→ **What is expected**
Gather up the lines with the word "ثبوت" in them.

⁂

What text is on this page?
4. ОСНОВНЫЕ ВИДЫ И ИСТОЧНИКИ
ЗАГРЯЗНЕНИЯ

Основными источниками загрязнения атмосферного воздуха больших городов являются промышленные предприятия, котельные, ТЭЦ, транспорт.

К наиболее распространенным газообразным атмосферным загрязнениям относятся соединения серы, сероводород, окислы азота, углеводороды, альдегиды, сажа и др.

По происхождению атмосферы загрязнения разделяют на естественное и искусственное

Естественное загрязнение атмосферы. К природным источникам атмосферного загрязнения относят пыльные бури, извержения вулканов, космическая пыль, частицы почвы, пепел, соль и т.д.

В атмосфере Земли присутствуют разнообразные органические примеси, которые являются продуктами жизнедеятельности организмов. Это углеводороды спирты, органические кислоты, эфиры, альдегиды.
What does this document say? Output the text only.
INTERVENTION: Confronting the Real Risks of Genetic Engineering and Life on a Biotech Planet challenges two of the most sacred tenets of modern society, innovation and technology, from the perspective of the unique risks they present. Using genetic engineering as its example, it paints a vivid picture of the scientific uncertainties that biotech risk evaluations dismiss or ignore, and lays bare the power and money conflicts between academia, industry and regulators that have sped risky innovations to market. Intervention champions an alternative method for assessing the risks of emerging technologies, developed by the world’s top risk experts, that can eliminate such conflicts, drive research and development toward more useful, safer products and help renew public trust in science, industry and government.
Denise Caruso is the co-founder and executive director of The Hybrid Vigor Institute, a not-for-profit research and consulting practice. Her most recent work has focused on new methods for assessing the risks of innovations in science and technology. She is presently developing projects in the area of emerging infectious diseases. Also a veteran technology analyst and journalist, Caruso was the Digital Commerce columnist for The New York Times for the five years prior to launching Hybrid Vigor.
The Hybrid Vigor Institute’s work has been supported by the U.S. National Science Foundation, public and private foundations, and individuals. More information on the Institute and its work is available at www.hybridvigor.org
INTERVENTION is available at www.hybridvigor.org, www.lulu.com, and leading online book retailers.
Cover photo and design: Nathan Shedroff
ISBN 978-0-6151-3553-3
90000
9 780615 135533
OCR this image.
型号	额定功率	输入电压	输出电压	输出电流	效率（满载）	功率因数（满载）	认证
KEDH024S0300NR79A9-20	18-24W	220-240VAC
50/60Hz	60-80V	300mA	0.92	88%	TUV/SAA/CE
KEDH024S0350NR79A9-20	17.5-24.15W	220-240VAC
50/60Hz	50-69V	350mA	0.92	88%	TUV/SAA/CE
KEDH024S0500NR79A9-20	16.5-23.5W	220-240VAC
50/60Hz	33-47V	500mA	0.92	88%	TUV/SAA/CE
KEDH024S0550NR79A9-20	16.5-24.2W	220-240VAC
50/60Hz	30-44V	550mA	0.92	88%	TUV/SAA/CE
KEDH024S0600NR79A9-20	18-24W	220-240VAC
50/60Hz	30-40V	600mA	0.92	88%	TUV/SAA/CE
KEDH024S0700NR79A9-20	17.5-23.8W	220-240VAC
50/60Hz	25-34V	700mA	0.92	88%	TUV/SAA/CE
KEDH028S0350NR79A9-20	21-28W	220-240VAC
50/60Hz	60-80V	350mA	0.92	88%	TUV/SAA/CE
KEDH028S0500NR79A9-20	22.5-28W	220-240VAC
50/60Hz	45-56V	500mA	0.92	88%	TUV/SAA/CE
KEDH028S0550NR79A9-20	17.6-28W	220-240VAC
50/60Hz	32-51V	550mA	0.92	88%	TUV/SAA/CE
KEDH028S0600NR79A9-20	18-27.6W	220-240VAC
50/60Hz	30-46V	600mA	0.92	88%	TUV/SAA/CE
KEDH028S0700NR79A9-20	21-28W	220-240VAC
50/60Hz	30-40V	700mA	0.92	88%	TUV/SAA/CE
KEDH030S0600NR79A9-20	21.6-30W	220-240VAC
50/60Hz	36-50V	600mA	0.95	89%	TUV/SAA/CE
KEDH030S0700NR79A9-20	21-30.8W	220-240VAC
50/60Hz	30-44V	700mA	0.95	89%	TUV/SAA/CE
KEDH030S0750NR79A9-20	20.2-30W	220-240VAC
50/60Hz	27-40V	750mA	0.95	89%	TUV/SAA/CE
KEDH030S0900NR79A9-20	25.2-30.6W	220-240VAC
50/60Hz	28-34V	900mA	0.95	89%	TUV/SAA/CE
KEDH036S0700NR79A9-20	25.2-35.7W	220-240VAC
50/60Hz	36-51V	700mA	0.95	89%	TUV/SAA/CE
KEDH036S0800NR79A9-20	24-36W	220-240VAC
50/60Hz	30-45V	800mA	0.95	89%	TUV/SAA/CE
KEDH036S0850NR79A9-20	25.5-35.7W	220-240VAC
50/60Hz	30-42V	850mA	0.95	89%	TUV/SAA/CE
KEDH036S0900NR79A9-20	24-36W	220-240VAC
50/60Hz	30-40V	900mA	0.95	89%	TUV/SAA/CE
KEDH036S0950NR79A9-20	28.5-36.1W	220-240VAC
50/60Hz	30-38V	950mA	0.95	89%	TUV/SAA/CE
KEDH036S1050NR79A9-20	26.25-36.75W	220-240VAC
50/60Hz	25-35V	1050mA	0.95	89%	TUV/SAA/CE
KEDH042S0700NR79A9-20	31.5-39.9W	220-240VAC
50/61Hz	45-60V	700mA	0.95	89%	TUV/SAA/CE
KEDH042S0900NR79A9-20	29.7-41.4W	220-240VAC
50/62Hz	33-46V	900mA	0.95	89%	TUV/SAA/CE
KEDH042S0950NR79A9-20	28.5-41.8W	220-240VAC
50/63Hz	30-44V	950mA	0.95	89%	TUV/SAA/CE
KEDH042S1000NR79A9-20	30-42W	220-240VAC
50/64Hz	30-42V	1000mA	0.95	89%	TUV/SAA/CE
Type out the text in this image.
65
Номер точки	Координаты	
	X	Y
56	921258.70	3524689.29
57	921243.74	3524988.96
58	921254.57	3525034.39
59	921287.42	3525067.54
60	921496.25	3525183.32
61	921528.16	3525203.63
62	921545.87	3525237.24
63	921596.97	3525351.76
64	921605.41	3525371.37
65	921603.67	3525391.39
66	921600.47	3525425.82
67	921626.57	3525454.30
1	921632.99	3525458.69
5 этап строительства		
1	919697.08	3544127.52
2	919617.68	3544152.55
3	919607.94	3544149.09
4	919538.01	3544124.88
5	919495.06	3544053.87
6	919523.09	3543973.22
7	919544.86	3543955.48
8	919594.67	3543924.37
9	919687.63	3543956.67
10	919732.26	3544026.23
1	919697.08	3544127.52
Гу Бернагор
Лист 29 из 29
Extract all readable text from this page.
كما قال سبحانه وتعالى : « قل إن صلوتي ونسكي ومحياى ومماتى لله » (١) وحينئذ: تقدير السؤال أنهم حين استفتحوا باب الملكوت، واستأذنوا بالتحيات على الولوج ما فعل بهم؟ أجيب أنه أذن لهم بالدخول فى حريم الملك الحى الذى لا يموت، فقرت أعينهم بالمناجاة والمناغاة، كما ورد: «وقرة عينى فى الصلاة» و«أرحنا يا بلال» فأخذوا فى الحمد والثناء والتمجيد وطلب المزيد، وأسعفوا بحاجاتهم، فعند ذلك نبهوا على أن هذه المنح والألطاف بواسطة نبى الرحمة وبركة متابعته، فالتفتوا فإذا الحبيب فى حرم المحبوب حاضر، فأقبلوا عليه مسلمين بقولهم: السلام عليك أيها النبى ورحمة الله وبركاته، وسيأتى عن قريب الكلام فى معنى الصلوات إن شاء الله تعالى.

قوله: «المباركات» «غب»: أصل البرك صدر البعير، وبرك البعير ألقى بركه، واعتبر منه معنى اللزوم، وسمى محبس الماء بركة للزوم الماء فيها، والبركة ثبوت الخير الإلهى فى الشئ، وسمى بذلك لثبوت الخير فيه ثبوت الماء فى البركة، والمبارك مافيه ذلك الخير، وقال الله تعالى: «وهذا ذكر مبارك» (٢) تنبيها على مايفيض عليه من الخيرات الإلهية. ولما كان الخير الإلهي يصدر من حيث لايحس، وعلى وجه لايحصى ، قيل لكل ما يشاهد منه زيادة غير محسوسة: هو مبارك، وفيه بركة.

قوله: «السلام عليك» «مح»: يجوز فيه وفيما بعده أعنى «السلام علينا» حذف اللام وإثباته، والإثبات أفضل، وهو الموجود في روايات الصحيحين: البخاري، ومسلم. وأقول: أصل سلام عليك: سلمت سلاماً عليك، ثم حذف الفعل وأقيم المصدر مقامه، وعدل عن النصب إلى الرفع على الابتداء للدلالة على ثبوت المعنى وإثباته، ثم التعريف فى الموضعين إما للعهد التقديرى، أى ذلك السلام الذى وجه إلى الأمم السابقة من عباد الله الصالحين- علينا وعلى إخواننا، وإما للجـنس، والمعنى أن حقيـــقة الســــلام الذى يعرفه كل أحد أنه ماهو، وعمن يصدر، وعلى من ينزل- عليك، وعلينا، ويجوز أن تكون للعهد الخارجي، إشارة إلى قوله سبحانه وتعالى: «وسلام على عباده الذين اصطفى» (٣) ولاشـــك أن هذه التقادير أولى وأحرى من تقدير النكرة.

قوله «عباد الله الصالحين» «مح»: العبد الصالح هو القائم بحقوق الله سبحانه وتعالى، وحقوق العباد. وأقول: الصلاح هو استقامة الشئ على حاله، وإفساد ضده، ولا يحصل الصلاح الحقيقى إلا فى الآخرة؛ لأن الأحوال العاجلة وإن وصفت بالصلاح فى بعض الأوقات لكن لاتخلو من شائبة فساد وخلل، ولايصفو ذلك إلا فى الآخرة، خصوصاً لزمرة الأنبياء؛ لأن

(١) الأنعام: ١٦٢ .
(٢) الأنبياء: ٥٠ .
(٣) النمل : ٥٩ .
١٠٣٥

⁂

→ **Problem solution**
قوله: «المباركات» «غب»: أصل البرك صدر البعير، وبرك البعير ألقى بركه، واعتبر منه معنى اللزوم، وسمى محبس الماء بركة للزوم الماء فيها، والبركة ثبوت الخير الإلهى فى الشئ، وسمى بذلك لثبوت الخير فيه ثبوت الماء فى البركة، والمبارك مافيه ذلك الخير، وقال الله تعالى: «وهذا ذكر مبارك» (٢) تنبيها على مايفيض عليه من الخيرات الإلهية. ولما كان الخير الإلهي يصدر من حيث لايحس، وعلى وجه لايحصى ، قيل لكل ما يشاهد منه زيادة غير محسوسة: هو مبارك، وفيه بركة.
قوله: «السلام عليك» «مح»: يجوز فيه وفيما بعده أعنى «السلام علينا» حذف اللام وإثباته، والإثبات أفضل، وهو الموجود في روايات الصحيحين: البخاري، ومسلم. وأقول: أصل سلام عليك: سلمت سلاماً عليك، ثم حذف الفعل وأقيم المصدر مقامه، وعدل عن النصب إلى الرفع على الابتداء للدلالة على ثبوت المعنى وإثباته، ثم التعريف فى الموضعين إما للعهد التقديرى، أى ذلك السلام الذى وجه إلى الأمم السابقة من عباد الله الصالحين- علينا وعلى إخواننا، وإما للجـنس، والمعنى أن حقيـــقة الســــلام الذى يعرفه كل أحد أنه ماهو، وعمن يصدر، وعلى من ينزل- عليك، وعلينا، ويجوز أن تكون للعهد الخارجي، إشارة إلى قوله سبحانه وتعالى: «وسلام على عباده الذين اصطفى» (٣) ولاشـــك أن هذه التقادير أولى وأحرى من تقدير النكرة.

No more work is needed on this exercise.